▶ _Task_: Gather, from the data below, each line in which the word "count" occurs.

▶ _Supplied entries_:

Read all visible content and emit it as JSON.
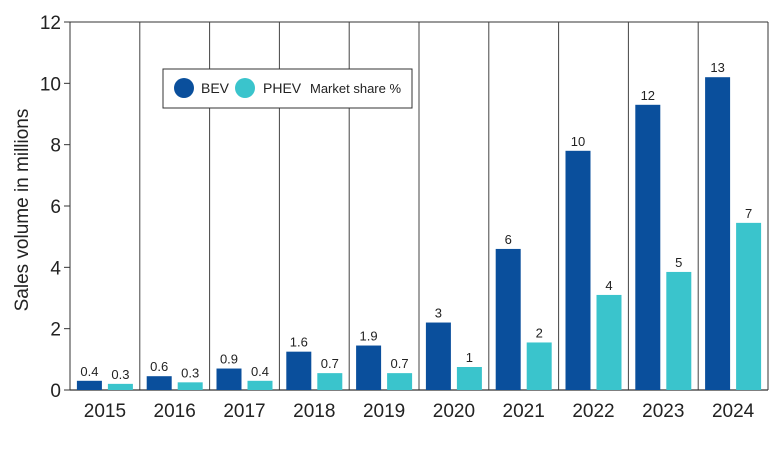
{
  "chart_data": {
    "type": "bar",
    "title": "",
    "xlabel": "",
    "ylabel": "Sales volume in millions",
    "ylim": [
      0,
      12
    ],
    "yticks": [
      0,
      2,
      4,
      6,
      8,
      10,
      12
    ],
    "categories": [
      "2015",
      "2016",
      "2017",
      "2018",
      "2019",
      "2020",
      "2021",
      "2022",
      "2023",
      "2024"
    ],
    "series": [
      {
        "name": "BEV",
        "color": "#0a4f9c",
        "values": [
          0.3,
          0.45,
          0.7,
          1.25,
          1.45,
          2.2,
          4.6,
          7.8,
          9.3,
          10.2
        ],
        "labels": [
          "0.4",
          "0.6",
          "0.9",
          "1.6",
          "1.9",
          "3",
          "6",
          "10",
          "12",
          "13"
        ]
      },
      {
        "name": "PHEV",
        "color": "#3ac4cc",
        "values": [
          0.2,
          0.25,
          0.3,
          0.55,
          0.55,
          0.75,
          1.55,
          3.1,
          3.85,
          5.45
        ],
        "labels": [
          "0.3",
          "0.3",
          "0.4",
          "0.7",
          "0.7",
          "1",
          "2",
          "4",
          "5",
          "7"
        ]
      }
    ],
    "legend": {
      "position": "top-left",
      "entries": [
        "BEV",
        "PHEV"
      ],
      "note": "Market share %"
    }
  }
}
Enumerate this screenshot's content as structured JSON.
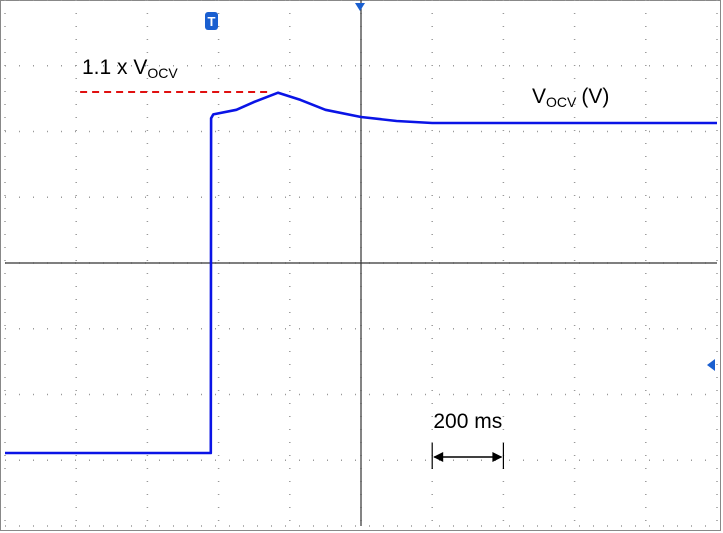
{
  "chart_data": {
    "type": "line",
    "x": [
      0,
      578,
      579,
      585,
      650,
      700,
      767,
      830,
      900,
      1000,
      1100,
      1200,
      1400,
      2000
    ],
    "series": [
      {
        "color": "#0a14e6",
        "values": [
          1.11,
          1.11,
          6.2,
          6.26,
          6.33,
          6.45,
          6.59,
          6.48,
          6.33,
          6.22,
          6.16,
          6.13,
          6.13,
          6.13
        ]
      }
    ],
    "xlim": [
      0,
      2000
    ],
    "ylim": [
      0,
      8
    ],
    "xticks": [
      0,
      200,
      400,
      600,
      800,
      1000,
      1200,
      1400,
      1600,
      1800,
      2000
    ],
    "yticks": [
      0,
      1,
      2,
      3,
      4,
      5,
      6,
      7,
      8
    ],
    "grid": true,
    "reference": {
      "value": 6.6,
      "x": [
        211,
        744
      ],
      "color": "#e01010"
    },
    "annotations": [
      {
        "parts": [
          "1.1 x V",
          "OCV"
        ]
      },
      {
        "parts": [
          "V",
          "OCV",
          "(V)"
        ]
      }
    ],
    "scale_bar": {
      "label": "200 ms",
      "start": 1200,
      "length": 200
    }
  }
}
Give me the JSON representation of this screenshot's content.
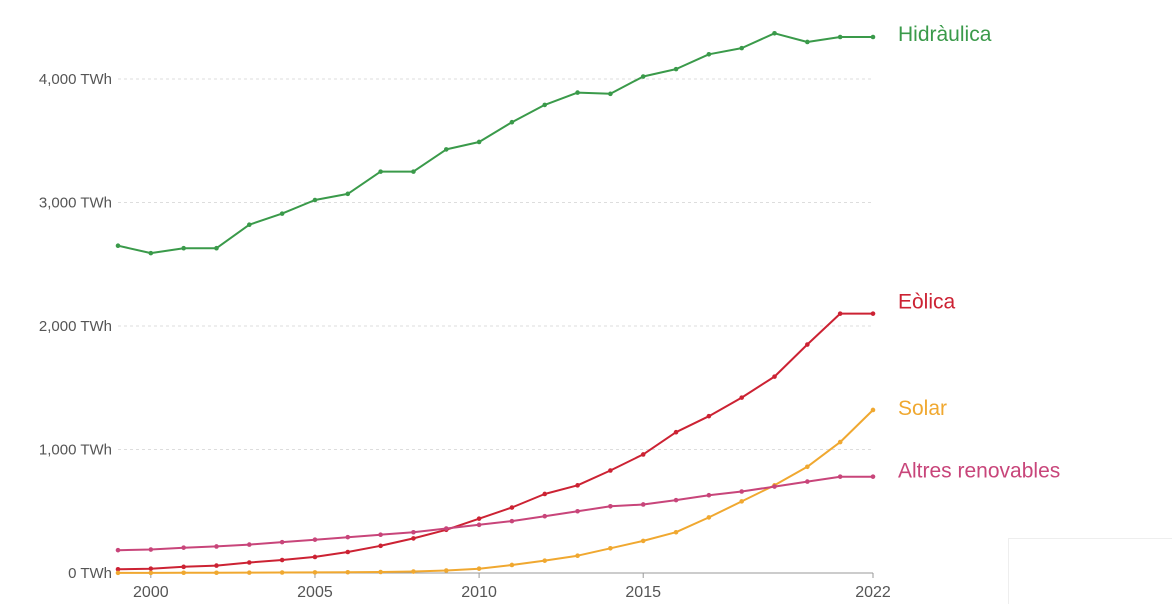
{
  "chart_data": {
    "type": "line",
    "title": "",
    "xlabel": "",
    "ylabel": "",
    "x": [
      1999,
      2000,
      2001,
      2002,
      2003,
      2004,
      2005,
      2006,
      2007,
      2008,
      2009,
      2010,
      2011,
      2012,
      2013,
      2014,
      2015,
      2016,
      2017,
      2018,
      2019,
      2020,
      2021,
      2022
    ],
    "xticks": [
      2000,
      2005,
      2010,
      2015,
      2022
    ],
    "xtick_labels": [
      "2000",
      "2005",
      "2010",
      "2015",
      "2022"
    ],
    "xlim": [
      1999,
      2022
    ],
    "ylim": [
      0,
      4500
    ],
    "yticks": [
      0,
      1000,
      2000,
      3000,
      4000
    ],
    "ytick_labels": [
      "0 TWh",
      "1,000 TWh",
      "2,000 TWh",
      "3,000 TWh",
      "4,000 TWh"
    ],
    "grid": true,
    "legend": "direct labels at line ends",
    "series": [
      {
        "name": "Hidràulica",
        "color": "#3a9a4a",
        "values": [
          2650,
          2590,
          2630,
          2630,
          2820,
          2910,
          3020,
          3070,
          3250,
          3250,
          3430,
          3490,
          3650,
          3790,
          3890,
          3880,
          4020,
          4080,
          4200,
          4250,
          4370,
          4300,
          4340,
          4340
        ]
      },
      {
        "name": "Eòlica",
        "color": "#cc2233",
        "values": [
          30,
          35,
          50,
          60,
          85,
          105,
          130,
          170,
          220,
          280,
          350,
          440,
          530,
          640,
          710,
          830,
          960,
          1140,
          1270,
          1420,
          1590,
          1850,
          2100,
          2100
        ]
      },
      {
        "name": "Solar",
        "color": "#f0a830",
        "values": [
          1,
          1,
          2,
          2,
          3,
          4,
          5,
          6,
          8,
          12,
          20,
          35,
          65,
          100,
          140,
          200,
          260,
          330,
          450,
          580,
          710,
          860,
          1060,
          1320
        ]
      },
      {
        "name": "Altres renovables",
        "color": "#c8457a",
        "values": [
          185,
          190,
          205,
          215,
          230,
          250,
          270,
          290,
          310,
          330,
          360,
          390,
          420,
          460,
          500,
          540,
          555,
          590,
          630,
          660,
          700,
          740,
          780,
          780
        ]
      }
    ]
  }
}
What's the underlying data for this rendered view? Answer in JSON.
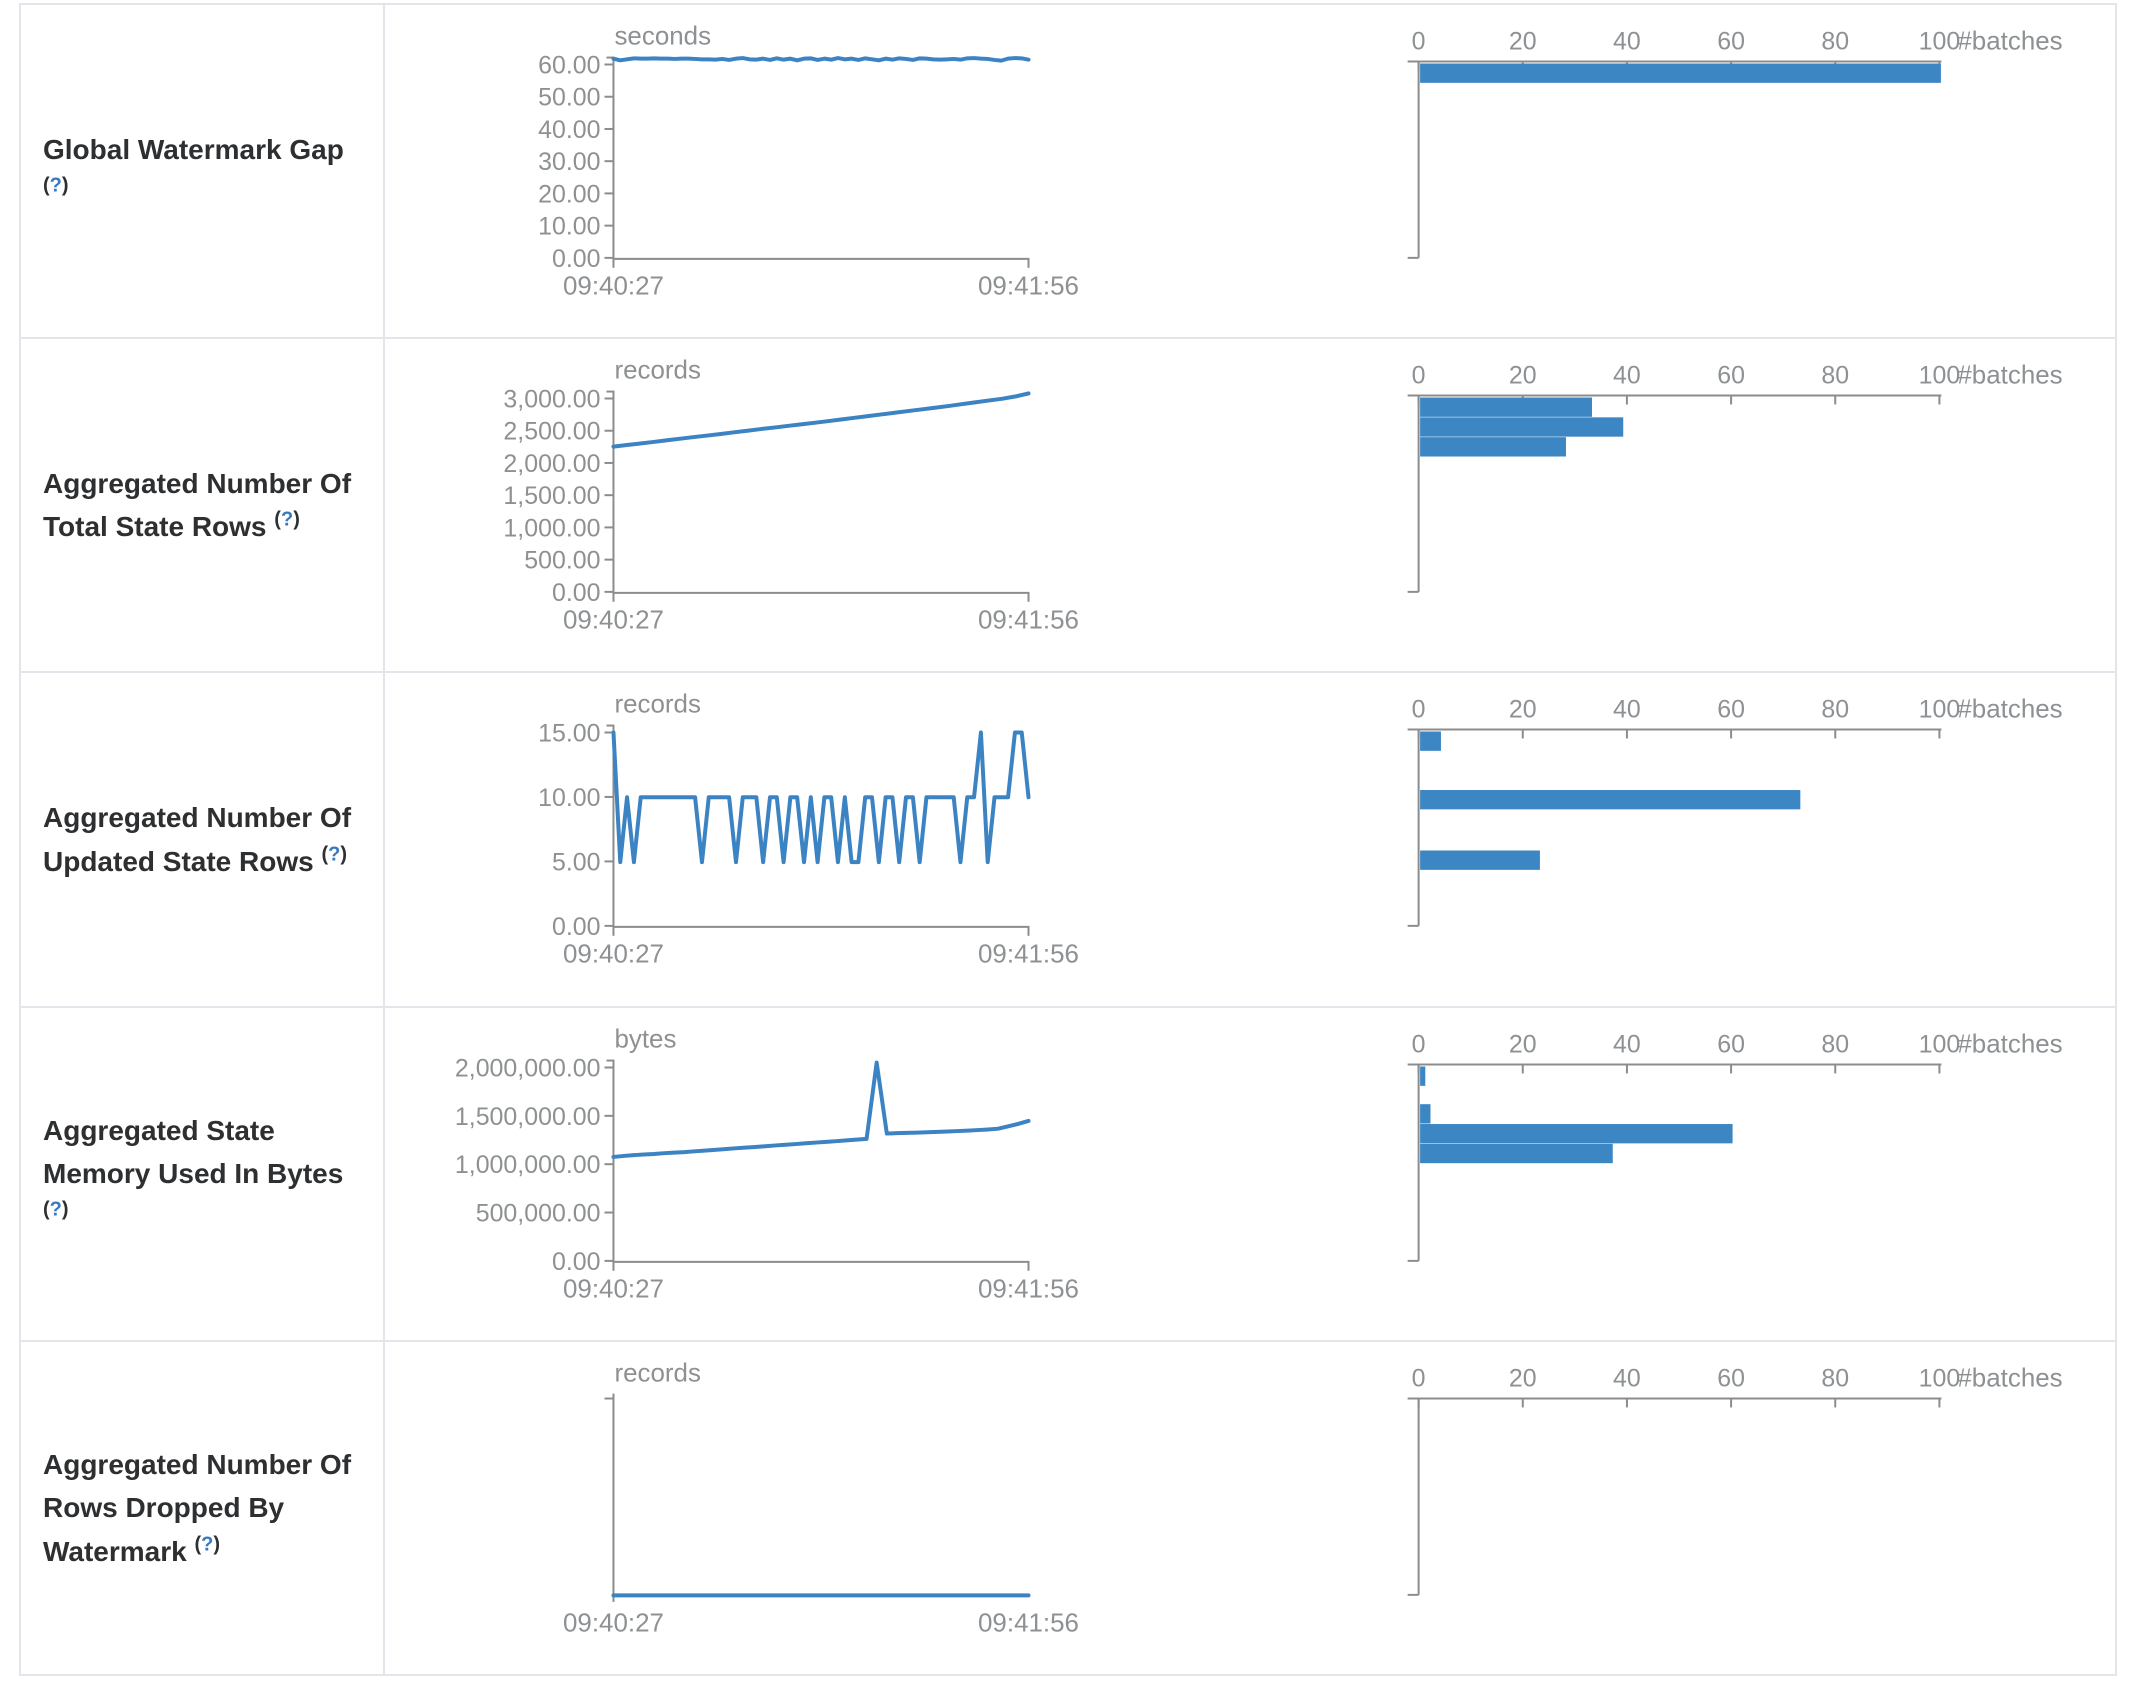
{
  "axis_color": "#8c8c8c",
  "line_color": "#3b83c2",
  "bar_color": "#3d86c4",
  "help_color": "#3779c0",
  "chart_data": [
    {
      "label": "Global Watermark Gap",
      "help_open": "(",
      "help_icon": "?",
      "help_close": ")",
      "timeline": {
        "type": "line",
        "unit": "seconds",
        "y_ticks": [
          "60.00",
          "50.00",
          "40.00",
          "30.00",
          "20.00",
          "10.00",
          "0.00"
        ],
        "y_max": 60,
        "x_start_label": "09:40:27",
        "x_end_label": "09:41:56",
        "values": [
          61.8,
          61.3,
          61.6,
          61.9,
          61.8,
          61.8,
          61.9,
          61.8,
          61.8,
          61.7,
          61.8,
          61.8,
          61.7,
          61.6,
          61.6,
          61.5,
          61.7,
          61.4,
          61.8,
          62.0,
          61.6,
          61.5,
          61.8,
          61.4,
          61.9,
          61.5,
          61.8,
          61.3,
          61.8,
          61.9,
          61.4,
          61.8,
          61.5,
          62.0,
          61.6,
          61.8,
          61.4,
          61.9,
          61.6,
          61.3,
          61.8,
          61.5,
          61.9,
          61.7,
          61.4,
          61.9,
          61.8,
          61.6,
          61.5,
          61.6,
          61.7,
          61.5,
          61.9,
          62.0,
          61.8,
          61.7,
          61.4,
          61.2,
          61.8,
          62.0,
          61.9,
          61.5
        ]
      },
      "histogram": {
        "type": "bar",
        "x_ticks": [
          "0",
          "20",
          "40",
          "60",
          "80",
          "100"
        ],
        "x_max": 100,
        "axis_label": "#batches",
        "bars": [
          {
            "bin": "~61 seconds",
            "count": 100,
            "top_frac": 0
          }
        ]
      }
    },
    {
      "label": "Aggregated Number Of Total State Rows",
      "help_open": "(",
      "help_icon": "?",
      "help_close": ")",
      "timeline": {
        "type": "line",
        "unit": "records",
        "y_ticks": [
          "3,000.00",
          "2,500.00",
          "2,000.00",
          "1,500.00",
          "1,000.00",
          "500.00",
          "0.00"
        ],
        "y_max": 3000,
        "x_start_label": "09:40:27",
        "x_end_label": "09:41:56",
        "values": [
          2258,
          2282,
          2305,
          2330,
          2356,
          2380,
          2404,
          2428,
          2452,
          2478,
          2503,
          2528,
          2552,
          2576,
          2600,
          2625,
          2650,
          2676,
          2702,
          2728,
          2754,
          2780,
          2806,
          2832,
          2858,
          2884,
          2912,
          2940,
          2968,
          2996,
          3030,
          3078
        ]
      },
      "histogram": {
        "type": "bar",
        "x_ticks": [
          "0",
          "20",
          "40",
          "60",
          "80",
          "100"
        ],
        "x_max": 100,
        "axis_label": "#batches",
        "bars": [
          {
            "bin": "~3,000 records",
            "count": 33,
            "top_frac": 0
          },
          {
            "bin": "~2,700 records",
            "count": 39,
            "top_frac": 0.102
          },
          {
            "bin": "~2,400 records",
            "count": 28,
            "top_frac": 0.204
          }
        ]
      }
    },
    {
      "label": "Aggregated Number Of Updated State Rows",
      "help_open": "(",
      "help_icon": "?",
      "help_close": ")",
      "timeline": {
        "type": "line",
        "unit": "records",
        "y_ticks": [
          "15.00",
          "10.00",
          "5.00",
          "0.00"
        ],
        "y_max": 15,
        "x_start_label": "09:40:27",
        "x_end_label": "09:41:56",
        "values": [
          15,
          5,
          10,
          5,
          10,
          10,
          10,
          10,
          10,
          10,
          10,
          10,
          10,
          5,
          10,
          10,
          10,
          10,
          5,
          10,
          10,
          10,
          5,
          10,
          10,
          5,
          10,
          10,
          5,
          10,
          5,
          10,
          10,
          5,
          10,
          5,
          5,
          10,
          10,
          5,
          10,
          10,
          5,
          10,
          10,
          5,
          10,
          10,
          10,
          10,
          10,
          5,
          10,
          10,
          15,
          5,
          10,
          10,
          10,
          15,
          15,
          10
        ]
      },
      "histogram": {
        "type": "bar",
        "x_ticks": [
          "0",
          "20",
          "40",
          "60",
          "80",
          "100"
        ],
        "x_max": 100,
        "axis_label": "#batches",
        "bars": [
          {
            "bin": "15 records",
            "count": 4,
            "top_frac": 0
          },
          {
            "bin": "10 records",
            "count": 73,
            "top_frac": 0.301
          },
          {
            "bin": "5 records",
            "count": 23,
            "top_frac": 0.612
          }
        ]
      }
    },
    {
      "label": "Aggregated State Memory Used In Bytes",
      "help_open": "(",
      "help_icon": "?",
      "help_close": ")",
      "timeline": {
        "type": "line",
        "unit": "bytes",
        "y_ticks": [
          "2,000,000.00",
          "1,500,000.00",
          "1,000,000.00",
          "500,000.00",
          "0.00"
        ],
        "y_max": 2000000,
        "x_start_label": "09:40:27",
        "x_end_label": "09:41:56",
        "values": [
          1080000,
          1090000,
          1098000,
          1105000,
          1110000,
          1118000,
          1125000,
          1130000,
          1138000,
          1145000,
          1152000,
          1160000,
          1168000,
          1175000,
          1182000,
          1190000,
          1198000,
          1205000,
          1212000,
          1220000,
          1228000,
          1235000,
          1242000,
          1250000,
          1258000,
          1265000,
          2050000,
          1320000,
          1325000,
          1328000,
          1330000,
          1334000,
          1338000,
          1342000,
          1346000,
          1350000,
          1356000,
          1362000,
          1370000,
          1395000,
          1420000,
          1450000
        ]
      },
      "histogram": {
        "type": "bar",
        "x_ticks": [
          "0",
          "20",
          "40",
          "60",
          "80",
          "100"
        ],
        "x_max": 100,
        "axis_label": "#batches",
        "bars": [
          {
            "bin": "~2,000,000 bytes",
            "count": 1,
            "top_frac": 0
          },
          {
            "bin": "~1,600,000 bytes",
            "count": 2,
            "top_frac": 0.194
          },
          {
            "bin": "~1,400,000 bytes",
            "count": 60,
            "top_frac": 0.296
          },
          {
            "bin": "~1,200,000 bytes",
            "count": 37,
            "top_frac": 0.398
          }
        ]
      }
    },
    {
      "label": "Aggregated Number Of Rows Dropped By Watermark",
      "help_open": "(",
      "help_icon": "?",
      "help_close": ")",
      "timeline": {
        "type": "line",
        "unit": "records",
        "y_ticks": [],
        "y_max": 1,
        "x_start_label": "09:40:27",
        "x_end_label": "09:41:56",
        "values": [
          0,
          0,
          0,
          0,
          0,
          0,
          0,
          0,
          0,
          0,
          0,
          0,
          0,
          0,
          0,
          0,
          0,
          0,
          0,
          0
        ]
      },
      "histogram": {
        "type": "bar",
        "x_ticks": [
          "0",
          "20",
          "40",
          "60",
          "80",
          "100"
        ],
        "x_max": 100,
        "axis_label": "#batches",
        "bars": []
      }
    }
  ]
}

▶ _Exercise answer_:
            "count": 100,
            "count": 33,
            "count": 39,
            "count": 28,
            "count": 4,
            "count": 73,
            "count": 23,
            "count": 1,
            "count": 2,
            "count": 60,
            "count": 37,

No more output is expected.